Exercise goal: Collect all lines from the records below that include the word "Current".

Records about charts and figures
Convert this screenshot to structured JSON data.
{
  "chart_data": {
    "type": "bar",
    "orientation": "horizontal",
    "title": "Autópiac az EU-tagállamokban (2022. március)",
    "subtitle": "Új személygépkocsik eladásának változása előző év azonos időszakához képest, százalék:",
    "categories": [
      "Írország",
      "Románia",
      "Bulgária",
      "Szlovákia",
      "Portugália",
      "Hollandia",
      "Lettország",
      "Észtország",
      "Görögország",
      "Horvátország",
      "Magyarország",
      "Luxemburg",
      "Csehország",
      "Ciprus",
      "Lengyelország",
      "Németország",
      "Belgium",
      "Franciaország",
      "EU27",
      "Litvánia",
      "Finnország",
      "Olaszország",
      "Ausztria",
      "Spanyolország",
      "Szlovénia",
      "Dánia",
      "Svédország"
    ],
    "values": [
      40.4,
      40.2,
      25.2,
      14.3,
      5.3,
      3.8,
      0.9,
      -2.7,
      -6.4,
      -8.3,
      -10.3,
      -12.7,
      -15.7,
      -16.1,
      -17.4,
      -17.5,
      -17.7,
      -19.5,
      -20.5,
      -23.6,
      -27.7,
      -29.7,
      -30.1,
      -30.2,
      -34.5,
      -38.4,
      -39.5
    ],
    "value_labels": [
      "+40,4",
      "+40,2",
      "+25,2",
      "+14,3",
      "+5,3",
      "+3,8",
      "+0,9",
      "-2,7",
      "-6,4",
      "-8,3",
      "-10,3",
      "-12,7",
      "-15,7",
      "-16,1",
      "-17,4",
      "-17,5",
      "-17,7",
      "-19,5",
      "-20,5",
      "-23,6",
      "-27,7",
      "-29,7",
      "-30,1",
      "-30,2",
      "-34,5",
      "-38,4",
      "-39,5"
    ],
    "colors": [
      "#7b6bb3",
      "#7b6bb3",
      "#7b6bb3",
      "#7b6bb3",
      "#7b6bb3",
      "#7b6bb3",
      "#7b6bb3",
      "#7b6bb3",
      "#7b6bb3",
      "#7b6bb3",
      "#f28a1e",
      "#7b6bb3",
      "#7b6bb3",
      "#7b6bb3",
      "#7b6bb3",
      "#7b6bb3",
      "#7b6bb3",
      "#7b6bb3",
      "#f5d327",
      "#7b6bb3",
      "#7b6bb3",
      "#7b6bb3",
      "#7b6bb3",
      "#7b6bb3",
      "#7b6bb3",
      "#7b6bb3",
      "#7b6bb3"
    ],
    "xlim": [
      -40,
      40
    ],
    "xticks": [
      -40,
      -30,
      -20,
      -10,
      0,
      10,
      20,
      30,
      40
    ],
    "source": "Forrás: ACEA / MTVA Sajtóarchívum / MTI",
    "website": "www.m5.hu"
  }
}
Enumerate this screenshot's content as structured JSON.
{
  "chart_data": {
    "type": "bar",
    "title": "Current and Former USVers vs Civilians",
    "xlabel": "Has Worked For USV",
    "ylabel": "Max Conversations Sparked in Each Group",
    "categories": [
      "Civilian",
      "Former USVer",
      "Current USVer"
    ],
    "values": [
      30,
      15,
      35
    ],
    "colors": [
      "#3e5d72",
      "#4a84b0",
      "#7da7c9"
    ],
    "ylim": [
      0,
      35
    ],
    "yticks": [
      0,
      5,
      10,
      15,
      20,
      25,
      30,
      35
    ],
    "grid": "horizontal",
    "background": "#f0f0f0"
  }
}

==

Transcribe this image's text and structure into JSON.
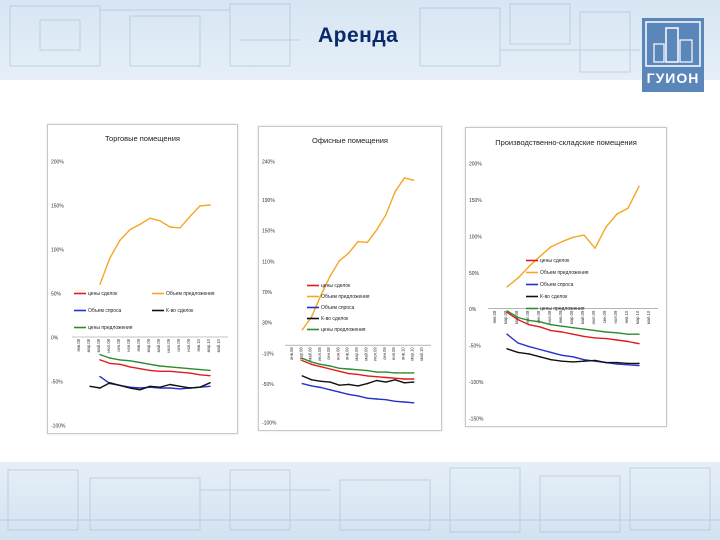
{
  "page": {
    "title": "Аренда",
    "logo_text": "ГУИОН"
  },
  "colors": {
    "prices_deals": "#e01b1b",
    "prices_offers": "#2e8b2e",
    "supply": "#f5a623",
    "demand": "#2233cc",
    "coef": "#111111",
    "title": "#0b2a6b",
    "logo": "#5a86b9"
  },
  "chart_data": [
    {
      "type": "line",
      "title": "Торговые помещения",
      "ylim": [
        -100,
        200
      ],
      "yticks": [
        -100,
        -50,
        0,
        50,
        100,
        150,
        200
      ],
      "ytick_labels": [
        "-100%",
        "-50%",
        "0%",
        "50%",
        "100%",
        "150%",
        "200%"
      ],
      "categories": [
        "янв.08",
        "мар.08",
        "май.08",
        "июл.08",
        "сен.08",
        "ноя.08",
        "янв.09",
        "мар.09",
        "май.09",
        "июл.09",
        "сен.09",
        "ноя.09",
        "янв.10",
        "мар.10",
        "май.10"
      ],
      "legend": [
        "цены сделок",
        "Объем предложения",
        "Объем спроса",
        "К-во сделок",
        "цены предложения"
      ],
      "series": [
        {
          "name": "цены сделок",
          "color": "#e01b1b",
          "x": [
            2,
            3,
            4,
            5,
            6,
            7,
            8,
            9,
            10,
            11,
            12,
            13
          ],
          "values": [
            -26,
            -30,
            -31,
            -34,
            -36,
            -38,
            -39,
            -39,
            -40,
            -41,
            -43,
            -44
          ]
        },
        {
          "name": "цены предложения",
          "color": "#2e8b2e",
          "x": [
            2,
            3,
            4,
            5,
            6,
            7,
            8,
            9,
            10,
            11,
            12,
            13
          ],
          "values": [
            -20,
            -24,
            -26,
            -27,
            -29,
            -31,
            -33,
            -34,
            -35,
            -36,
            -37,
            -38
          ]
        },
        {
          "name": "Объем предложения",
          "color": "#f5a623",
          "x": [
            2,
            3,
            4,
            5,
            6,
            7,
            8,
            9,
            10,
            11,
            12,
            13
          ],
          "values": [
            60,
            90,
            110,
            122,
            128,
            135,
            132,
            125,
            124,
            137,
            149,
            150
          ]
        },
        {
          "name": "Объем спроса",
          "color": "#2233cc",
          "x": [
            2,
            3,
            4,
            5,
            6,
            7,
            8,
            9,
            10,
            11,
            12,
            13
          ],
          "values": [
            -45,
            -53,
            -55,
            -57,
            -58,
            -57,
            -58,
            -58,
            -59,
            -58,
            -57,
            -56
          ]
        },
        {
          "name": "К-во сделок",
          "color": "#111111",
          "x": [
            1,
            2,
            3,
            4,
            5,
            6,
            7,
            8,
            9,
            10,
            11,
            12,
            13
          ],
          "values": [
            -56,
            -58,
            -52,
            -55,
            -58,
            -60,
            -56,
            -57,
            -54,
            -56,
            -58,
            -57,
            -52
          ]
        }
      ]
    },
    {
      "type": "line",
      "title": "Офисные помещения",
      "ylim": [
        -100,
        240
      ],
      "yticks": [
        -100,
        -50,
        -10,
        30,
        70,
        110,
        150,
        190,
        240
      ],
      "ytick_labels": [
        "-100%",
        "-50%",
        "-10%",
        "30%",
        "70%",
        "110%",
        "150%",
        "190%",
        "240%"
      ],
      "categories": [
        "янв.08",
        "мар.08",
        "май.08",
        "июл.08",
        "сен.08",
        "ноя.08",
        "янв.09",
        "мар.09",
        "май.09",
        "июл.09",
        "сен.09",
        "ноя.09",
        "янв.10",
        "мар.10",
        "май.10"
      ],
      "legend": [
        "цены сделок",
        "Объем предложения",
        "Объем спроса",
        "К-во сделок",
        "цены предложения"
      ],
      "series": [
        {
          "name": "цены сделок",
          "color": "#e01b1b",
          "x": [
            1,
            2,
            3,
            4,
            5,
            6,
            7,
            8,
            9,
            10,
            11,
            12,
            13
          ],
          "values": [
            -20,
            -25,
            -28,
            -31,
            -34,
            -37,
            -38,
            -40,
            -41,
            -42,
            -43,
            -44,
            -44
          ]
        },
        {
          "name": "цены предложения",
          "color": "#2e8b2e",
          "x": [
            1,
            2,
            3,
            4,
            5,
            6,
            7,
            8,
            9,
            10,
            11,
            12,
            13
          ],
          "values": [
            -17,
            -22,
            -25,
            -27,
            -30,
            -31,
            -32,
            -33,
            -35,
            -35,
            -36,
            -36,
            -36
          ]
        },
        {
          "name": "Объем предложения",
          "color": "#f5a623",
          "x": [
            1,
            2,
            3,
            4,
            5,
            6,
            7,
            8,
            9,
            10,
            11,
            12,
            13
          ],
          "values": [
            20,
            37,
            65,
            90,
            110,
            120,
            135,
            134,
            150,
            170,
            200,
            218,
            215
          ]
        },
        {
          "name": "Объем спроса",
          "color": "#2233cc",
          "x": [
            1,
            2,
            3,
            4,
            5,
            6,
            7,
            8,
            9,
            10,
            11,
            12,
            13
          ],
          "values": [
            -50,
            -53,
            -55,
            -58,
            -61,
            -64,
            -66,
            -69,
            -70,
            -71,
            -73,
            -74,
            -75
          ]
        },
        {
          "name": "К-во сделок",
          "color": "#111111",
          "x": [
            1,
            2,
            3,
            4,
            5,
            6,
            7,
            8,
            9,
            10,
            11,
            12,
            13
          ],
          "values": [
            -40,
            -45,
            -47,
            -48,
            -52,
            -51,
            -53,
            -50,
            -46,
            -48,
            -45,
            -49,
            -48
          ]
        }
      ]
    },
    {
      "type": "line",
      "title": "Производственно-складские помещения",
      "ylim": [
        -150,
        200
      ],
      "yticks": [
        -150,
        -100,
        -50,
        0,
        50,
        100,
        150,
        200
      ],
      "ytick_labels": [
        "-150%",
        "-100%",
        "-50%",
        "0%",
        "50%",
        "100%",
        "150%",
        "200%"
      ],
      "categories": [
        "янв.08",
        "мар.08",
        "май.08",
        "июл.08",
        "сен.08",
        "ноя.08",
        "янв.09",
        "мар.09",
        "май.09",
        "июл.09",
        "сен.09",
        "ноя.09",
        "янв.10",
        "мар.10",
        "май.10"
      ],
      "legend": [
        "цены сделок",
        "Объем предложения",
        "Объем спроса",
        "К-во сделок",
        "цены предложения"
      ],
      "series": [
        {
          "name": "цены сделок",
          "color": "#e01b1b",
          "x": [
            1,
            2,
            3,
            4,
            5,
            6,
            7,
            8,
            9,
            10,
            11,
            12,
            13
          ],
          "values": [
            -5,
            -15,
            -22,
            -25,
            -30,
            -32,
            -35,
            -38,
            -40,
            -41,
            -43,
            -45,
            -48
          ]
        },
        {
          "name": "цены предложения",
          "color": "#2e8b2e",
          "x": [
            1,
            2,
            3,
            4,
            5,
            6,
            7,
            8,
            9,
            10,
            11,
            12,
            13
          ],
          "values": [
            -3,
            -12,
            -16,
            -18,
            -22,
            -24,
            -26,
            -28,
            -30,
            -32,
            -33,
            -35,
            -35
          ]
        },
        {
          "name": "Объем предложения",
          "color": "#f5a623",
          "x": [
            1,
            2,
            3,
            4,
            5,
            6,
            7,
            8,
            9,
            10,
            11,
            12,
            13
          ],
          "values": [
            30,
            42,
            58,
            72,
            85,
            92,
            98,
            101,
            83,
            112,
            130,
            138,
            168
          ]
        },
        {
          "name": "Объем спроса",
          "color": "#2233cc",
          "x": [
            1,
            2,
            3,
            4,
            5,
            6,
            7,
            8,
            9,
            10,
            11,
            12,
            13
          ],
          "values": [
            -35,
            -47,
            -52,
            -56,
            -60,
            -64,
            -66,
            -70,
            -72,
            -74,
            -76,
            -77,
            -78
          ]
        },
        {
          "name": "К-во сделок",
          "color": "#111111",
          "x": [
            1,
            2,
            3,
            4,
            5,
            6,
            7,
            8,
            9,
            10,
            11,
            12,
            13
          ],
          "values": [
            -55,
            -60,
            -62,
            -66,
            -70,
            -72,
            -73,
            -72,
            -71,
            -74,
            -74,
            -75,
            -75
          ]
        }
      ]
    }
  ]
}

Problem solution:
    "title": "Current and Former USVers vs Civilians",
      "Current USVer"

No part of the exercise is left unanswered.